═════ The input

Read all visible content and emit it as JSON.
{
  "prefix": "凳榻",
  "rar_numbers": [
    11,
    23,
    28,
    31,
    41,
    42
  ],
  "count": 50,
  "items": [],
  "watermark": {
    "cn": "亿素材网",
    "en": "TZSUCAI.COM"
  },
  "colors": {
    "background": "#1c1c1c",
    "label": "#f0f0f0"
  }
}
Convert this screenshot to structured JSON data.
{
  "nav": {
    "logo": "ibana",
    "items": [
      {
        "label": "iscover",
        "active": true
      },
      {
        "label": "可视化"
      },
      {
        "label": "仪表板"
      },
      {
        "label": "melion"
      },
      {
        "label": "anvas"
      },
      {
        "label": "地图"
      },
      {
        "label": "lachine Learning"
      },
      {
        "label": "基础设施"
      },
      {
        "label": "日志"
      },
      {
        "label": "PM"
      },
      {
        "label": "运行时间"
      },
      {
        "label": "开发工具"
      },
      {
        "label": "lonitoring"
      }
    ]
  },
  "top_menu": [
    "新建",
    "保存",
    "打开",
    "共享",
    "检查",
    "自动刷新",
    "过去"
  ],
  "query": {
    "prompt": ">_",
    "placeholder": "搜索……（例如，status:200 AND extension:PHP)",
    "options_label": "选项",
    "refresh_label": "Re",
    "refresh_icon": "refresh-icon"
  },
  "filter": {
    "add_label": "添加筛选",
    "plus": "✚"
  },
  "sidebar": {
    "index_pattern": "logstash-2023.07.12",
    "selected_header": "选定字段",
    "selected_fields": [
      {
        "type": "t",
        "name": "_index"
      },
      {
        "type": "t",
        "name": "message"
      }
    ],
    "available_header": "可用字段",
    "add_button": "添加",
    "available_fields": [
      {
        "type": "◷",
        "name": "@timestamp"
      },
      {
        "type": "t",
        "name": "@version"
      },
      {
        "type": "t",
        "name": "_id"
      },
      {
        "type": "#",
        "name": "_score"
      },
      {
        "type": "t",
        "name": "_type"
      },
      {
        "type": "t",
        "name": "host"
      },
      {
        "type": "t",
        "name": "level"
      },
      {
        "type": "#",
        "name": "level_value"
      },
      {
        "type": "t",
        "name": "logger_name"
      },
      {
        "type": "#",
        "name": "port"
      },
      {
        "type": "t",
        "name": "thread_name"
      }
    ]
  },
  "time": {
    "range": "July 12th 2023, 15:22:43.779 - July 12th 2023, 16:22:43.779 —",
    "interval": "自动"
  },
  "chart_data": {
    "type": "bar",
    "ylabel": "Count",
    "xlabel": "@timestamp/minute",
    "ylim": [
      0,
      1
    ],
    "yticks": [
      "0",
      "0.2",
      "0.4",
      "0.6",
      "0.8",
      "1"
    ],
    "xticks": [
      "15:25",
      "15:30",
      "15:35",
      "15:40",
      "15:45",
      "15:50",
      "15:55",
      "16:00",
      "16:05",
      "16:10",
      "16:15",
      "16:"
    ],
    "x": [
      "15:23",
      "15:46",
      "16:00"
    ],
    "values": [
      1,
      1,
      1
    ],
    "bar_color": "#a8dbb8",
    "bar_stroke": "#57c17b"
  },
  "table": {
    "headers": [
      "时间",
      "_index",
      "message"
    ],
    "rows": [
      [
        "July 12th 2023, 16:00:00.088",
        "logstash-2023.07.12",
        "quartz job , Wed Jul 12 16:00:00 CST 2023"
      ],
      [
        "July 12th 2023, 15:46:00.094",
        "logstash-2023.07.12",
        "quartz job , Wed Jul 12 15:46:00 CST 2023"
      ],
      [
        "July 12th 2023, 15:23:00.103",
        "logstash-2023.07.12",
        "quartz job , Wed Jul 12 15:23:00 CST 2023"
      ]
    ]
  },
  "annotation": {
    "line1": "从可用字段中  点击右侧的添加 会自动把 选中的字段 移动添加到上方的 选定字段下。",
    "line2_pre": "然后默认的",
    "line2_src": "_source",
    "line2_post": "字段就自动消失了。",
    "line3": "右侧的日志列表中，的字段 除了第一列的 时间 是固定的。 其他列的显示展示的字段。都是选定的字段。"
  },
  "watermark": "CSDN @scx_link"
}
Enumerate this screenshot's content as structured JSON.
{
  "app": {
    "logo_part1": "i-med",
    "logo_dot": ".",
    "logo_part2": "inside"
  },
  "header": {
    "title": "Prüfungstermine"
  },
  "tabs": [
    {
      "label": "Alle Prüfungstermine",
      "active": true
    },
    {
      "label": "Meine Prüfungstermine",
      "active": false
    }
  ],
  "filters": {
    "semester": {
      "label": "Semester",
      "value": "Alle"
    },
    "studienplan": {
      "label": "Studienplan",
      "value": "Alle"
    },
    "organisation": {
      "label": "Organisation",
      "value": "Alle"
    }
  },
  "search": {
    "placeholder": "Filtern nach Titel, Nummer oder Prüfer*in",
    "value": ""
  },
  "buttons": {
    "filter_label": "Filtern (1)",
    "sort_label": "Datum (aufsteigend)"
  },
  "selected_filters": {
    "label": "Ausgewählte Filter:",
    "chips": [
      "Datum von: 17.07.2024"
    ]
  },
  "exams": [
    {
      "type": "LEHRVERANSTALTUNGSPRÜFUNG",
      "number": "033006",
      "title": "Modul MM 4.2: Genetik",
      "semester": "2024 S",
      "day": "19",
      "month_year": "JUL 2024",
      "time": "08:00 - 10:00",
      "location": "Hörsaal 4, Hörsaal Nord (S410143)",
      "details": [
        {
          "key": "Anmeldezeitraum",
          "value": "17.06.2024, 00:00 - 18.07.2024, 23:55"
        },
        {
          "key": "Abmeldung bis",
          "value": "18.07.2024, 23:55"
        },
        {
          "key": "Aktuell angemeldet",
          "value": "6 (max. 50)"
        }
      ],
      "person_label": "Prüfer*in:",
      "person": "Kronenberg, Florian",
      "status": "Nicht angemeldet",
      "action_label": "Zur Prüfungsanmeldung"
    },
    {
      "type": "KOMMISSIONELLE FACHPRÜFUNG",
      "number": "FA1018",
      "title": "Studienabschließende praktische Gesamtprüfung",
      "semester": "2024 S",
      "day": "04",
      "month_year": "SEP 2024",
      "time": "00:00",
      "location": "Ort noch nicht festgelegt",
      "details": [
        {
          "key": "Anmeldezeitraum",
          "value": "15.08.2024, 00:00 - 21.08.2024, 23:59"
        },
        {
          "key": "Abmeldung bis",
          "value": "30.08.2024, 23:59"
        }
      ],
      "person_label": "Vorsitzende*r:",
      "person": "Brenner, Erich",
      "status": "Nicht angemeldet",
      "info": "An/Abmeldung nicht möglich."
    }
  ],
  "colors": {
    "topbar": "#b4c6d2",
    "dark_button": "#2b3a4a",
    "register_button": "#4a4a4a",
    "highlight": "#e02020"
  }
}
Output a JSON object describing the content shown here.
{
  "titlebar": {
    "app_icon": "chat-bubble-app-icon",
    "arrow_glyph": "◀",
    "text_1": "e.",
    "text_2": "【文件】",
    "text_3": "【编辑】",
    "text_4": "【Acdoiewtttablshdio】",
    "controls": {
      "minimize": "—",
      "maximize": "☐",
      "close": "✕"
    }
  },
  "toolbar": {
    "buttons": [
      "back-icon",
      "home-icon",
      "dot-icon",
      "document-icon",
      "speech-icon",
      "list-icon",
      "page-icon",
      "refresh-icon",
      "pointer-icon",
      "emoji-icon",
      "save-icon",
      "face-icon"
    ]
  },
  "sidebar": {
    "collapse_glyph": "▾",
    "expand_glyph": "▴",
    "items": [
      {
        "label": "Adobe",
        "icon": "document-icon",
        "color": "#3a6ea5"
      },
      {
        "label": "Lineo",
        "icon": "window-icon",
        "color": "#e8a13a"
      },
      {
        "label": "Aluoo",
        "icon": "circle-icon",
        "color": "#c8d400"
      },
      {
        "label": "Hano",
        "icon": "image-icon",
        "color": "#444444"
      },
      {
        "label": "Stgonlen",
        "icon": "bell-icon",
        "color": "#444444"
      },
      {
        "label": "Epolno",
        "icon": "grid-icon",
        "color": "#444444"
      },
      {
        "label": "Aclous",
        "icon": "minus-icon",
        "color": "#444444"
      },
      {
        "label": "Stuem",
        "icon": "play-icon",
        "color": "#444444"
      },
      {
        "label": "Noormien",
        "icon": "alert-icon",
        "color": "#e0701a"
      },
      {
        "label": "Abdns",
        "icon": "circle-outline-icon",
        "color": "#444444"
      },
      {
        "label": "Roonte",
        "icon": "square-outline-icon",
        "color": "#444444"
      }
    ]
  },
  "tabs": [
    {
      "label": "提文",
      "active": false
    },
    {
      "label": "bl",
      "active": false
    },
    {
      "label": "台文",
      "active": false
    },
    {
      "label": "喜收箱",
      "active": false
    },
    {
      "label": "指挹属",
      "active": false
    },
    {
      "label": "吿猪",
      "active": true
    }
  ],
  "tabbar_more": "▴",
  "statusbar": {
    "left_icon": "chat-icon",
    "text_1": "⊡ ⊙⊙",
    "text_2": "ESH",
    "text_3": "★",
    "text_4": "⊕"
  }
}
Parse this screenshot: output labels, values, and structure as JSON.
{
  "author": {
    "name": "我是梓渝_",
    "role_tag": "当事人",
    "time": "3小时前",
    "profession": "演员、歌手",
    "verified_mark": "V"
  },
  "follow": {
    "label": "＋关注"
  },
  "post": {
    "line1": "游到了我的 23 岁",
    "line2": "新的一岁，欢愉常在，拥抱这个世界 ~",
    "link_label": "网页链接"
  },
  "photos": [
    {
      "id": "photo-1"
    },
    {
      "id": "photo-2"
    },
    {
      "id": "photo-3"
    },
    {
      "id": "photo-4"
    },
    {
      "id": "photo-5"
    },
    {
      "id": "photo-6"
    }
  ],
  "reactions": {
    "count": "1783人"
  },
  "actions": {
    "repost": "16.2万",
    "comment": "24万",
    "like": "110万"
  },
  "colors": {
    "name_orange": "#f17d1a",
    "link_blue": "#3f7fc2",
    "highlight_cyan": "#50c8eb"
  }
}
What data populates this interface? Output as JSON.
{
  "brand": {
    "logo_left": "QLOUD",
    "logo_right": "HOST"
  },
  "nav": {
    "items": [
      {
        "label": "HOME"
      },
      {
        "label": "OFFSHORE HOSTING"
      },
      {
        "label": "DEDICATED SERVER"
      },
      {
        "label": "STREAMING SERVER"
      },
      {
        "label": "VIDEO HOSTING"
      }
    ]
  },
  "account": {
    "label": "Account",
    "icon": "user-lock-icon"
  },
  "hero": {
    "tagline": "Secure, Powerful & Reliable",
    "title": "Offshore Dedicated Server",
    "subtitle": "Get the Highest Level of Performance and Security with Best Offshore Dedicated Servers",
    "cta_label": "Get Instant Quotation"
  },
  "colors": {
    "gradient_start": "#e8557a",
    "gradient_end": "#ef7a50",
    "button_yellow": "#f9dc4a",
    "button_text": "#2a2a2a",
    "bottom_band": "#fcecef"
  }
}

══════════

_Exercise task_:
Copy all lines from the material that hold "Prüfungstermine".

_Result below_:
    "title": "Prüfungstermine"
      "label": "Alle Prüfungstermine",
      "label": "Meine Prüfungstermine",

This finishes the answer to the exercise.